__WHAT IS REQUIRED__
Go through the entries below and print each one exactly, leaving out pictures.

__Records__
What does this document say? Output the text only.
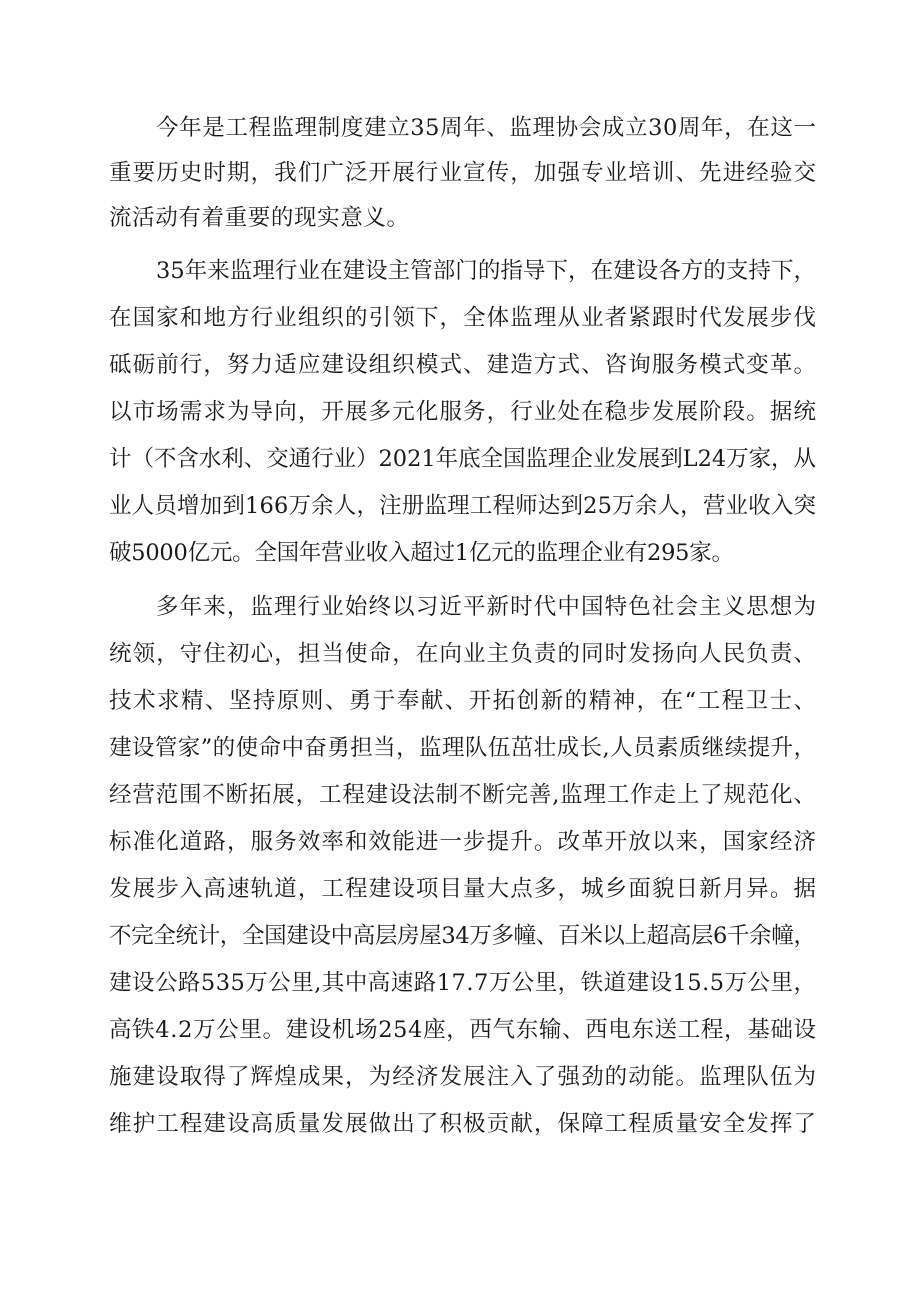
今年是工程监理制度建立35周年、监理协会成立30周年，在这一
重要历史时期，我们广泛开展行业宣传，加强专业培训、先进经验交
流活动有着重要的现实意义。
35年来监理行业在建设主管部门的指导下，在建设各方的支持下，
在国家和地方行业组织的引领下，全体监理从业者紧跟时代发展步伐
砥砺前行，努力适应建设组织模式、建造方式、咨询服务模式变革。
以市场需求为导向，开展多元化服务，行业处在稳步发展阶段。据统
计（不含水利、交通行业）2021年底全国监理企业发展到L24万家，从
业人员增加到166万余人，注册监理工程师达到25万余人，营业收入突
破5000亿元。全国年营业收入超过1亿元的监理企业有295家。
多年来，监理行业始终以习近平新时代中国特色社会主义思想为
统领，守住初心，担当使命，在向业主负责的同时发扬向人民负责、
技术求精、坚持原则、勇于奉献、开拓创新的精神，在“工程卫士、
建设管家”的使命中奋勇担当，监理队伍茁壮成长,人员素质继续提升，
经营范围不断拓展，工程建设法制不断完善,监理工作走上了规范化、
标准化道路，服务效率和效能进一步提升。改革开放以来，国家经济
发展步入高速轨道，工程建设项目量大点多，城乡面貌日新月异。据
不完全统计，全国建设中高层房屋34万多幢、百米以上超高层6千余幢，
建设公路535万公里,其中高速路17.7万公里，铁道建设15.5万公里，
高铁4.2万公里。建设机场254座，西气东输、西电东送工程，基础设
施建设取得了辉煌成果，为经济发展注入了强劲的动能。监理队伍为
维护工程建设高质量发展做出了积极贡献，保障工程质量安全发挥了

__WRITTEN REPLY__
What does this document say? Output the text only.
今年是工程监理制度建立35周年、监理协会成立30周年，在这一
重要历史时期，我们广泛开展行业宣传，加强专业培训、先进经验交
流活动有着重要的现实意义。
35年来监理行业在建设主管部门的指导下，在建设各方的支持下，
在国家和地方行业组织的引领下，全体监理从业者紧跟时代发展步伐
砥砺前行，努力适应建设组织模式、建造方式、咨询服务模式变革。
以市场需求为导向，开展多元化服务，行业处在稳步发展阶段。据统
计（不含水利、交通行业）2021年底全国监理企业发展到L24万家，从
业人员增加到166万余人，注册监理工程师达到25万余人，营业收入突
破5000亿元。全国年营业收入超过1亿元的监理企业有295家。
多年来，监理行业始终以习近平新时代中国特色社会主义思想为
统领，守住初心，担当使命，在向业主负责的同时发扬向人民负责、
技术求精、坚持原则、勇于奉献、开拓创新的精神，在“工程卫士、
建设管家”的使命中奋勇担当，监理队伍茁壮成长,人员素质继续提升，
经营范围不断拓展，工程建设法制不断完善,监理工作走上了规范化、
标准化道路，服务效率和效能进一步提升。改革开放以来，国家经济
发展步入高速轨道，工程建设项目量大点多，城乡面貌日新月异。据
不完全统计，全国建设中高层房屋34万多幢、百米以上超高层6千余幢，
建设公路535万公里,其中高速路17.7万公里，铁道建设15.5万公里，
高铁4.2万公里。建设机场254座，西气东输、西电东送工程，基础设
施建设取得了辉煌成果，为经济发展注入了强劲的动能。监理队伍为
维护工程建设高质量发展做出了积极贡献，保障工程质量安全发挥了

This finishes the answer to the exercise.